◆ **Exercise directions**
Repeat every line of the listing below exactly, minus the pictures.

◆ **Provided entries**

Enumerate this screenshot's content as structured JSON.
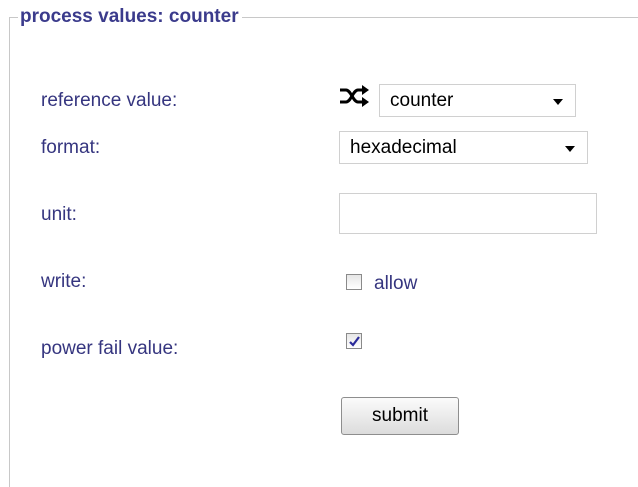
{
  "legend": "process values: counter",
  "fields": {
    "reference_value": {
      "label": "reference value:",
      "icon": "shuffle-icon",
      "selected": "counter"
    },
    "format": {
      "label": "format:",
      "selected": "hexadecimal"
    },
    "unit": {
      "label": "unit:",
      "value": ""
    },
    "write": {
      "label": "write:",
      "checkbox_label": "allow",
      "checked": false
    },
    "power_fail_value": {
      "label": "power fail value:",
      "checked": true
    }
  },
  "submit_label": "submit",
  "colors": {
    "label_text": "#35357f",
    "legend_text": "#3b3b8c",
    "border": "#c8c8c8"
  }
}
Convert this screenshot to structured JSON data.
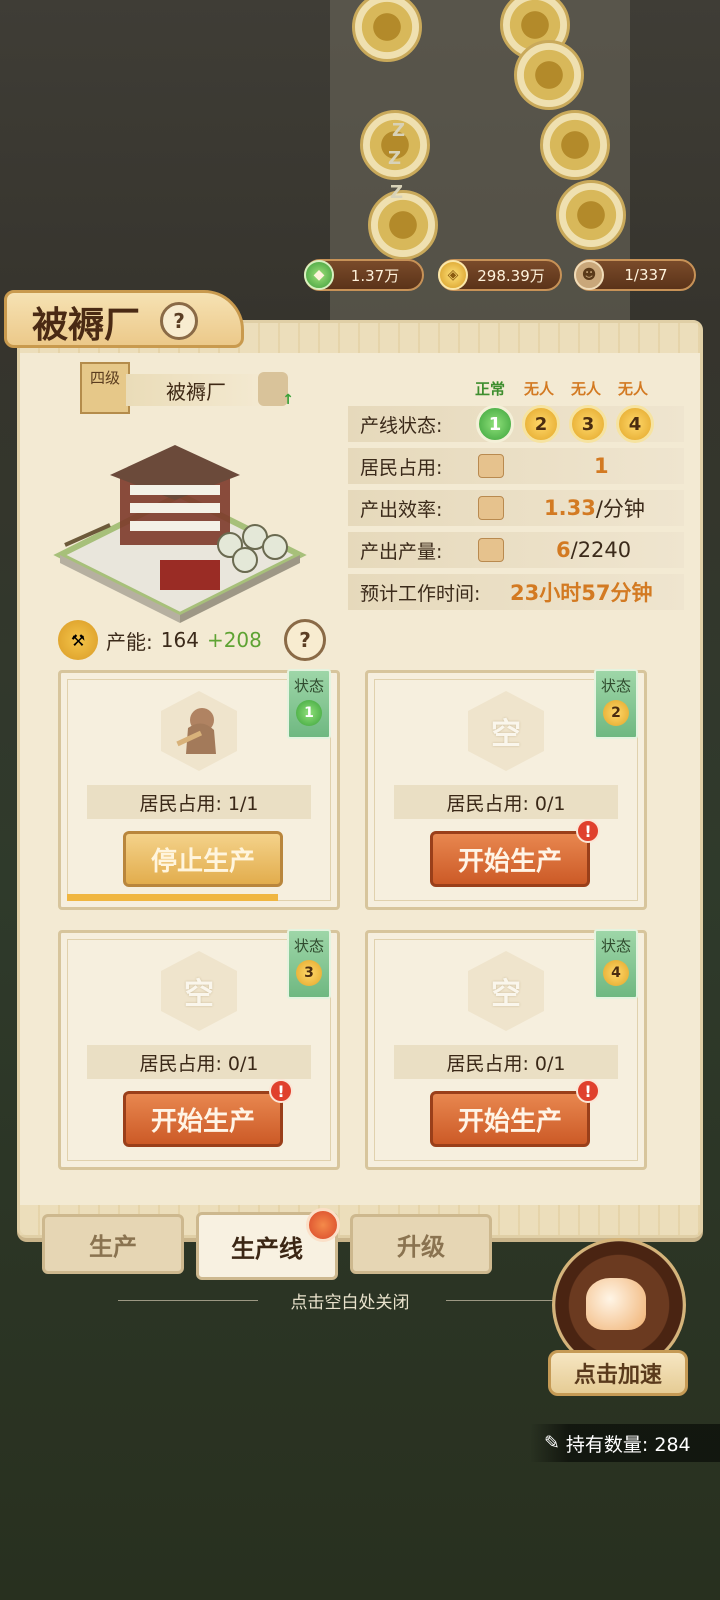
{
  "resources": [
    {
      "icon": "jade-icon",
      "value": "1.37万"
    },
    {
      "icon": "coin-icon",
      "value": "298.39万"
    },
    {
      "icon": "worker-icon",
      "value": "1/337"
    }
  ],
  "title": "被褥厂",
  "building": {
    "level": "四级",
    "name": "被褥厂",
    "capacity_label": "产能:",
    "capacity_value": "164",
    "capacity_bonus": "+208"
  },
  "status_headers": [
    "正常",
    "无人",
    "无人",
    "无人"
  ],
  "stats": {
    "line_status_label": "产线状态:",
    "lanes": [
      "1",
      "2",
      "3",
      "4"
    ],
    "resident_label": "居民占用:",
    "resident_value": "1",
    "efficiency_label": "产出效率:",
    "efficiency_value": "1.33",
    "efficiency_unit": "/分钟",
    "output_label": "产出产量:",
    "output_value": "6",
    "output_total": "/2240",
    "work_time_label": "预计工作时间:",
    "work_time_value": "23小时57分钟"
  },
  "cards": [
    {
      "state_label": "状态",
      "state_num": "1",
      "empty_text": "",
      "occupy": "居民占用: 1/1",
      "button": "停止生产",
      "progress": 0.8
    },
    {
      "state_label": "状态",
      "state_num": "2",
      "empty_text": "空",
      "occupy": "居民占用: 0/1",
      "button": "开始生产"
    },
    {
      "state_label": "状态",
      "state_num": "3",
      "empty_text": "空",
      "occupy": "居民占用: 0/1",
      "button": "开始生产"
    },
    {
      "state_label": "状态",
      "state_num": "4",
      "empty_text": "空",
      "occupy": "居民占用: 0/1",
      "button": "开始生产"
    }
  ],
  "alert_mark": "!",
  "help_mark": "?",
  "tabs": [
    "生产",
    "生产线",
    "升级"
  ],
  "hint": "点击空白处关闭",
  "speed_up": "点击加速",
  "hold_count": "持有数量: 284",
  "colors": {
    "accent_orange": "#d37a22",
    "green": "#5ea333",
    "start_btn": "#cc5a27"
  }
}
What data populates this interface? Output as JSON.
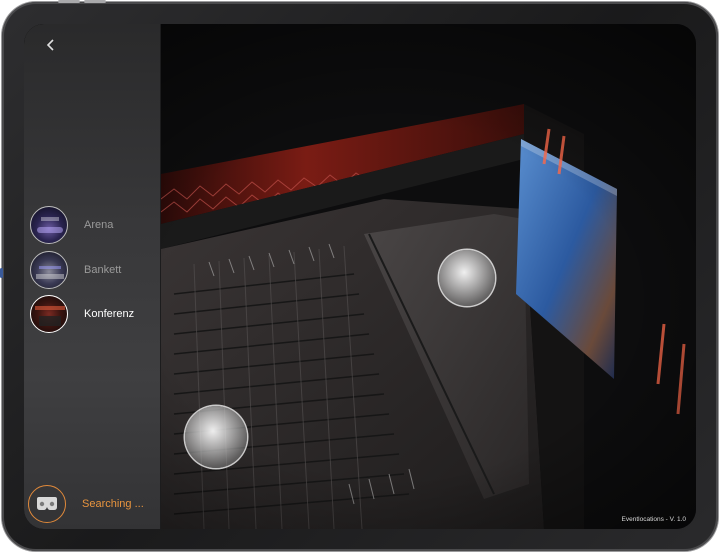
{
  "sidebar": {
    "back_icon": "chevron-left-icon",
    "items": [
      {
        "label": "Arena",
        "active": false
      },
      {
        "label": "Bankett",
        "active": false
      },
      {
        "label": "Konferenz",
        "active": true
      }
    ],
    "status": {
      "label": "Searching ...",
      "icon": "vr-headset-icon"
    }
  },
  "footer": {
    "version": "Eventlocations - V. 1.0"
  },
  "colors": {
    "accent": "#e8943e",
    "sidebar": "#3a3a3c",
    "scene_bg": "#0e0e0f",
    "wall_red": "#7a1a12"
  }
}
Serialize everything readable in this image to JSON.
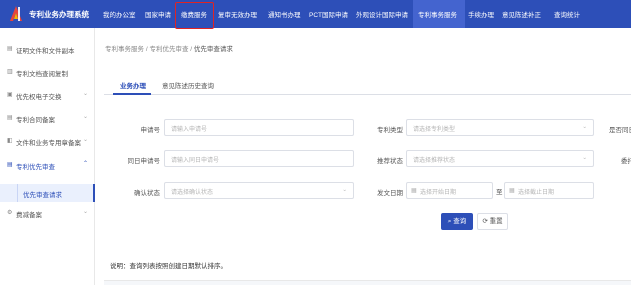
{
  "header": {
    "system_title": "专利业务办理系统",
    "nav": [
      "我的办公室",
      "国家申请",
      "缴费服务",
      "复审无效办理",
      "通知书办理",
      "PCT国际申请",
      "外观设计国际申请",
      "专利事务服务",
      "手续办理",
      "意见陈述补正",
      "查询统计"
    ],
    "highlighted_index": 2,
    "active_index": 7
  },
  "sidebar": {
    "items": [
      {
        "label": "证明文件和文件副本",
        "chevron": ""
      },
      {
        "label": "专利文档查阅复制",
        "chevron": ""
      },
      {
        "label": "优先权电子交换",
        "chevron": "⌄"
      },
      {
        "label": "专利合同备案",
        "chevron": "⌄"
      },
      {
        "label": "文件和业务专用章备案",
        "chevron": "⌄"
      },
      {
        "label": "专利优先审查",
        "chevron": "⌃"
      }
    ],
    "sub_item": "优先审查请求",
    "last_item": {
      "label": "费减备案",
      "chevron": "⌄"
    }
  },
  "breadcrumb": {
    "items": [
      "专利事务服务",
      "专利优先审查",
      "优先审查请求"
    ],
    "separator": "/"
  },
  "tabs": [
    "业务办理",
    "意见陈述历史查询"
  ],
  "form": {
    "row1": {
      "label1": "申请号",
      "placeholder1": "请输入申请号",
      "label2": "专利类型",
      "placeholder2": "请选择专利类型",
      "label3": "是否同日"
    },
    "row2": {
      "label1": "同日申请号",
      "placeholder1": "请输入同日申请号",
      "label2": "推荐状态",
      "placeholder2": "请选择推荐状态",
      "label3": "委托"
    },
    "row3": {
      "label1": "确认状态",
      "placeholder1": "请选择确认状态",
      "label2": "发文日期",
      "placeholder_start": "选择开始日期",
      "range_sep": "至",
      "placeholder_end": "选择截止日期"
    },
    "search_button": "查询",
    "reset_button": "重置"
  },
  "note": "说明：查询列表按照创建日期默认排序。",
  "colors": {
    "primary": "#2d4fb8",
    "highlight_border": "#e02424"
  },
  "icons": {
    "search": "⌕",
    "reset": "⟳",
    "calendar": "▦",
    "dropdown": "⌄"
  }
}
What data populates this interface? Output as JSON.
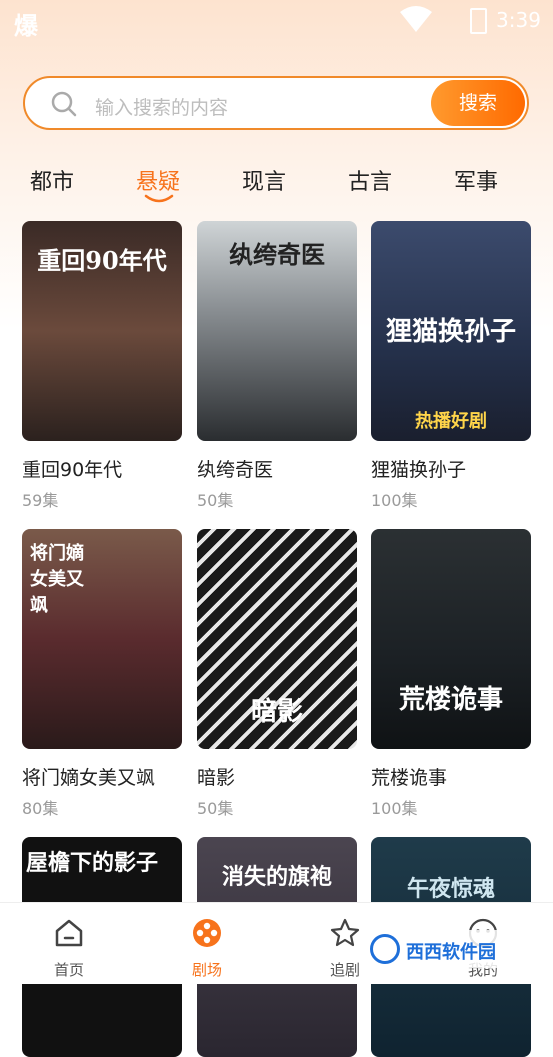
{
  "statusbar": {
    "app_glyph": "爆",
    "time": "3:39"
  },
  "search": {
    "placeholder": "输入搜索的内容",
    "button": "搜索"
  },
  "tabs": [
    {
      "label": "都市",
      "active": false
    },
    {
      "label": "悬疑",
      "active": true
    },
    {
      "label": "现言",
      "active": false
    },
    {
      "label": "古言",
      "active": false
    },
    {
      "label": "军事",
      "active": false
    }
  ],
  "dramas": [
    {
      "title": "重回90年代",
      "episodes": "59集",
      "poster_text": "重回90年代"
    },
    {
      "title": "纨绔奇医",
      "episodes": "50集",
      "poster_text": "纨绔奇医"
    },
    {
      "title": "狸猫换孙子",
      "episodes": "100集",
      "poster_text": "狸猫换孙子",
      "poster_sub": "热播好剧"
    },
    {
      "title": "将门嫡女美又飒",
      "episodes": "80集",
      "poster_text": "将门嫡女美又飒"
    },
    {
      "title": "暗影",
      "episodes": "50集",
      "poster_text": "暗影"
    },
    {
      "title": "荒楼诡事",
      "episodes": "100集",
      "poster_text": "荒楼诡事"
    },
    {
      "poster_text": "屋檐下的影子"
    },
    {
      "poster_text": "消失的旗袍"
    },
    {
      "poster_text": "午夜惊魂"
    }
  ],
  "nav": [
    {
      "label": "首页",
      "icon": "home-icon",
      "active": false
    },
    {
      "label": "剧场",
      "icon": "film-reel-icon",
      "active": true
    },
    {
      "label": "追剧",
      "icon": "star-icon",
      "active": false
    },
    {
      "label": "我的",
      "icon": "user-icon",
      "active": false
    }
  ],
  "watermark": {
    "text": "西西软件园"
  },
  "colors": {
    "accent": "#f7731c",
    "search_border": "#f08a2a"
  }
}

◆ **Solution to this task**
Enumerate this screenshot's content as structured JSON.
{
  "legend": "process values: counter",
  "fields": {
    "reference_value": {
      "label": "reference value:",
      "icon": "shuffle-icon",
      "selected": "counter"
    },
    "format": {
      "label": "format:",
      "selected": "hexadecimal"
    },
    "unit": {
      "label": "unit:",
      "value": ""
    },
    "write": {
      "label": "write:",
      "checkbox_label": "allow",
      "checked": false
    },
    "power_fail_value": {
      "label": "power fail value:",
      "checked": true
    }
  },
  "submit_label": "submit",
  "colors": {
    "label_text": "#35357f",
    "legend_text": "#3b3b8c",
    "border": "#c8c8c8"
  }
}
Convert this screenshot to structured JSON data.
{
  "resources": [
    {
      "icon": "jade-icon",
      "value": "1.37万"
    },
    {
      "icon": "coin-icon",
      "value": "298.39万"
    },
    {
      "icon": "worker-icon",
      "value": "1/337"
    }
  ],
  "title": "被褥厂",
  "building": {
    "level": "四级",
    "name": "被褥厂",
    "capacity_label": "产能:",
    "capacity_value": "164",
    "capacity_bonus": "+208"
  },
  "status_headers": [
    "正常",
    "无人",
    "无人",
    "无人"
  ],
  "stats": {
    "line_status_label": "产线状态:",
    "lanes": [
      "1",
      "2",
      "3",
      "4"
    ],
    "resident_label": "居民占用:",
    "resident_value": "1",
    "efficiency_label": "产出效率:",
    "efficiency_value": "1.33",
    "efficiency_unit": "/分钟",
    "output_label": "产出产量:",
    "output_value": "6",
    "output_total": "/2240",
    "work_time_label": "预计工作时间:",
    "work_time_value": "23小时57分钟"
  },
  "cards": [
    {
      "state_label": "状态",
      "state_num": "1",
      "empty_text": "",
      "occupy": "居民占用: 1/1",
      "button": "停止生产",
      "progress": 0.8
    },
    {
      "state_label": "状态",
      "state_num": "2",
      "empty_text": "空",
      "occupy": "居民占用: 0/1",
      "button": "开始生产"
    },
    {
      "state_label": "状态",
      "state_num": "3",
      "empty_text": "空",
      "occupy": "居民占用: 0/1",
      "button": "开始生产"
    },
    {
      "state_label": "状态",
      "state_num": "4",
      "empty_text": "空",
      "occupy": "居民占用: 0/1",
      "button": "开始生产"
    }
  ],
  "alert_mark": "!",
  "help_mark": "?",
  "tabs": [
    "生产",
    "生产线",
    "升级"
  ],
  "hint": "点击空白处关闭",
  "speed_up": "点击加速",
  "hold_count": "持有数量: 284",
  "colors": {
    "accent_orange": "#d37a22",
    "green": "#5ea333",
    "start_btn": "#cc5a27"
  }
}
What data populates this interface? Output as JSON.
{
  "sidebar": {
    "back_icon": "chevron-left-icon",
    "items": [
      {
        "label": "Arena",
        "active": false
      },
      {
        "label": "Bankett",
        "active": false
      },
      {
        "label": "Konferenz",
        "active": true
      }
    ],
    "status": {
      "label": "Searching ...",
      "icon": "vr-headset-icon"
    }
  },
  "footer": {
    "version": "Eventlocations - V. 1.0"
  },
  "colors": {
    "accent": "#e8943e",
    "sidebar": "#3a3a3c",
    "scene_bg": "#0e0e0f",
    "wall_red": "#7a1a12"
  }
}
Serialize everything readable in this image to JSON.
{
  "header": {
    "system_title": "专利业务办理系统",
    "nav": [
      "我的办公室",
      "国家申请",
      "缴费服务",
      "复审无效办理",
      "通知书办理",
      "PCT国际申请",
      "外观设计国际申请",
      "专利事务服务",
      "手续办理",
      "意见陈述补正",
      "查询统计"
    ],
    "highlighted_index": 2,
    "active_index": 7
  },
  "sidebar": {
    "items": [
      {
        "label": "证明文件和文件副本",
        "chevron": ""
      },
      {
        "label": "专利文档查阅复制",
        "chevron": ""
      },
      {
        "label": "优先权电子交换",
        "chevron": "⌄"
      },
      {
        "label": "专利合同备案",
        "chevron": "⌄"
      },
      {
        "label": "文件和业务专用章备案",
        "chevron": "⌄"
      },
      {
        "label": "专利优先审查",
        "chevron": "⌃"
      }
    ],
    "sub_item": "优先审查请求",
    "last_item": {
      "label": "费减备案",
      "chevron": "⌄"
    }
  },
  "breadcrumb": {
    "items": [
      "专利事务服务",
      "专利优先审查",
      "优先审查请求"
    ],
    "separator": "/"
  },
  "tabs": [
    "业务办理",
    "意见陈述历史查询"
  ],
  "form": {
    "row1": {
      "label1": "申请号",
      "placeholder1": "请输入申请号",
      "label2": "专利类型",
      "placeholder2": "请选择专利类型",
      "label3": "是否同日"
    },
    "row2": {
      "label1": "同日申请号",
      "placeholder1": "请输入同日申请号",
      "label2": "推荐状态",
      "placeholder2": "请选择推荐状态",
      "label3": "委托"
    },
    "row3": {
      "label1": "确认状态",
      "placeholder1": "请选择确认状态",
      "label2": "发文日期",
      "placeholder_start": "选择开始日期",
      "range_sep": "至",
      "placeholder_end": "选择截止日期"
    },
    "search_button": "查询",
    "reset_button": "重置"
  },
  "note": "说明：查询列表按照创建日期默认排序。",
  "colors": {
    "primary": "#2d4fb8",
    "highlight_border": "#e02424"
  },
  "icons": {
    "search": "⌕",
    "reset": "⟳",
    "calendar": "▦",
    "dropdown": "⌄"
  }
}
What data populates this interface? Output as JSON.
{
  "statusbar": {
    "app_glyph": "爆",
    "time": "3:39"
  },
  "search": {
    "placeholder": "输入搜索的内容",
    "button": "搜索"
  },
  "tabs": [
    {
      "label": "都市",
      "active": false
    },
    {
      "label": "悬疑",
      "active": true
    },
    {
      "label": "现言",
      "active": false
    },
    {
      "label": "古言",
      "active": false
    },
    {
      "label": "军事",
      "active": false
    }
  ],
  "dramas": [
    {
      "title": "重回90年代",
      "episodes": "59集",
      "poster_text": "重回90年代"
    },
    {
      "title": "纨绔奇医",
      "episodes": "50集",
      "poster_text": "纨绔奇医"
    },
    {
      "title": "狸猫换孙子",
      "episodes": "100集",
      "poster_text": "狸猫换孙子",
      "poster_sub": "热播好剧"
    },
    {
      "title": "将门嫡女美又飒",
      "episodes": "80集",
      "poster_text": "将门嫡女美又飒"
    },
    {
      "title": "暗影",
      "episodes": "50集",
      "poster_text": "暗影"
    },
    {
      "title": "荒楼诡事",
      "episodes": "100集",
      "poster_text": "荒楼诡事"
    },
    {
      "poster_text": "屋檐下的影子"
    },
    {
      "poster_text": "消失的旗袍"
    },
    {
      "poster_text": "午夜惊魂"
    }
  ],
  "nav": [
    {
      "label": "首页",
      "icon": "home-icon",
      "active": false
    },
    {
      "label": "剧场",
      "icon": "film-reel-icon",
      "active": true
    },
    {
      "label": "追剧",
      "icon": "star-icon",
      "active": false
    },
    {
      "label": "我的",
      "icon": "user-icon",
      "active": false
    }
  ],
  "watermark": {
    "text": "西西软件园"
  },
  "colors": {
    "accent": "#f7731c",
    "search_border": "#f08a2a"
  }
}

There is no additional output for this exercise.